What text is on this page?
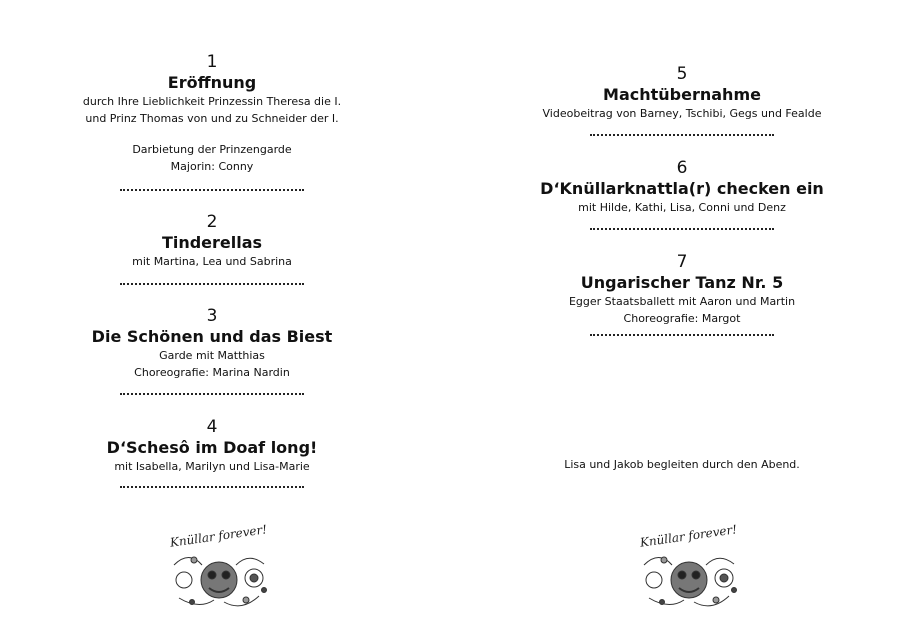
1
Eröffnung
durch Ihre Lieblichkeit Prinzessin Theresa die I.
und Prinz Thomas von und zu Schneider der I.
Darbietung der Prinzengarde
Majorin: Conny
2
Tinderellas
mit Martina, Lea und Sabrina
3
Die Schönen und das Biest
Garde mit Matthias
Choreografie: Marina Nardin
4
D‘Schesô im Doaf long!
mit Isabella, Marilyn und Lisa-Marie
Knüllar forever!
5
Machtübernahme
Videobeitrag von Barney, Tschibi, Gegs und Fealde
6
D‘Knüllarknattla(r) checken ein
mit Hilde, Kathi, Lisa, Conni und Denz
7
Ungarischer Tanz Nr. 5
Egger Staatsballett mit Aaron und Martin
Choreografie: Margot
Lisa und Jakob begleiten durch den Abend.
Knüllar forever!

■ ■ ■ ■ ■ ■ ■

[Task description] Transcribe the listing in full. Omit the pictures and keep every line exact.

[Full answer]
What text is on this page?
1
Eröffnung
durch Ihre Lieblichkeit Prinzessin Theresa die I.
und Prinz Thomas von und zu Schneider der I.
Darbietung der Prinzengarde
Majorin: Conny
2
Tinderellas
mit Martina, Lea und Sabrina
3
Die Schönen und das Biest
Garde mit Matthias
Choreografie: Marina Nardin
4
D‘Schesô im Doaf long!
mit Isabella, Marilyn und Lisa-Marie
Knüllar forever!
5
Machtübernahme
Videobeitrag von Barney, Tschibi, Gegs und Fealde
6
D‘Knüllarknattla(r) checken ein
mit Hilde, Kathi, Lisa, Conni und Denz
7
Ungarischer Tanz Nr. 5
Egger Staatsballett mit Aaron und Martin
Choreografie: Margot
Lisa und Jakob begleiten durch den Abend.
Knüllar forever!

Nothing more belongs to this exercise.